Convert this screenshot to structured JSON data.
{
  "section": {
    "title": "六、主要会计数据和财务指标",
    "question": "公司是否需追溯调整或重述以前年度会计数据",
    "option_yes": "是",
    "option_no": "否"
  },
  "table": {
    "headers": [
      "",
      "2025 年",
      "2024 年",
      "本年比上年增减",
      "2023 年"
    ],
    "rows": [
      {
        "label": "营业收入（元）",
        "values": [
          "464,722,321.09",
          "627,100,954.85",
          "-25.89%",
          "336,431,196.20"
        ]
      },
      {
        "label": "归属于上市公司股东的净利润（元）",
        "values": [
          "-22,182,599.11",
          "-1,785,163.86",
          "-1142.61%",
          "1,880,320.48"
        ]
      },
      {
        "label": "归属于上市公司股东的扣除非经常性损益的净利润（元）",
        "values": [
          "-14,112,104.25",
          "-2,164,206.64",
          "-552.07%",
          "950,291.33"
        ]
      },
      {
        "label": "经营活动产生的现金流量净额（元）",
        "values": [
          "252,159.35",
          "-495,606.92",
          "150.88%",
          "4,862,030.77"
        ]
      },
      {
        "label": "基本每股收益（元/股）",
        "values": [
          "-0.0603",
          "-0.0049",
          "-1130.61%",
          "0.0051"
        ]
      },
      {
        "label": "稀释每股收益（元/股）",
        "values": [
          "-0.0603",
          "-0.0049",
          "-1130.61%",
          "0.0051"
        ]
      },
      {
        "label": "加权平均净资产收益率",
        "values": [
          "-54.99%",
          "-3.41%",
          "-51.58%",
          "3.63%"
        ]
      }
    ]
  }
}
◇ ◇ ◇ ◇
» Exercise aim
Look through the listing and extract every line with "label" in it.

» Finished exercise
        "label": "营业收入（元）",
        "label": "归属于上市公司股东的净利润（元）",
        "label": "归属于上市公司股东的扣除非经常性损益的净利润（元）",
        "label": "经营活动产生的现金流量净额（元）",
        "label": "基本每股收益（元/股）",
        "label": "稀释每股收益（元/股）",
        "label": "加权平均净资产收益率",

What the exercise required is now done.